Identify the lines that include the word "Norbert", then copy all of them.

[Source records]
+ + + + + + +
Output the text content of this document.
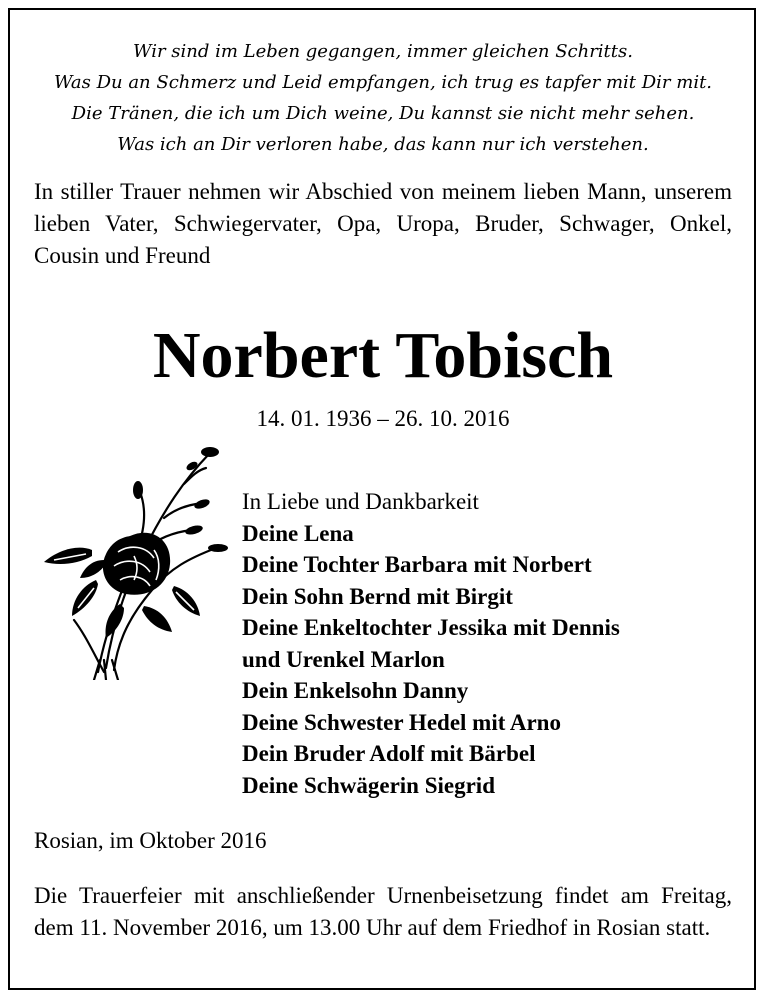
Wir sind im Leben gegangen, immer gleichen Schritts.
Was Du an Schmerz und Leid empfangen, ich trug es tapfer mit Dir mit.
Die Tränen, die ich um Dich weine, Du kannst sie nicht mehr sehen.
Was ich an Dir verloren habe, das kann nur ich verstehen.
In stiller Trauer nehmen wir Abschied von meinem lieben Mann, unserem lieben Vater, Schwiegervater, Opa, Uropa, Bruder, Schwager, Onkel, Cousin und Freund
Norbert Tobisch
14. 01. 1936 – 26. 10. 2016
In Liebe und Dankbarkeit
Deine Lena
Deine Tochter Barbara mit Norbert
Dein Sohn Bernd mit Birgit
Deine Enkeltochter Jessika mit Dennis
und Urenkel Marlon
Dein Enkelsohn Danny
Deine Schwester Hedel mit Arno
Dein Bruder Adolf mit Bärbel
Deine Schwägerin Siegrid
Rosian, im Oktober 2016
Die Trauerfeier mit anschließender Urnenbeisetzung findet am Freitag, dem 11. November 2016, um 13.00 Uhr auf dem Friedhof in Rosian statt.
+ + + + + + +
— CORRECT OUTPUT —
Norbert Tobisch
Deine Tochter Barbara mit Norbert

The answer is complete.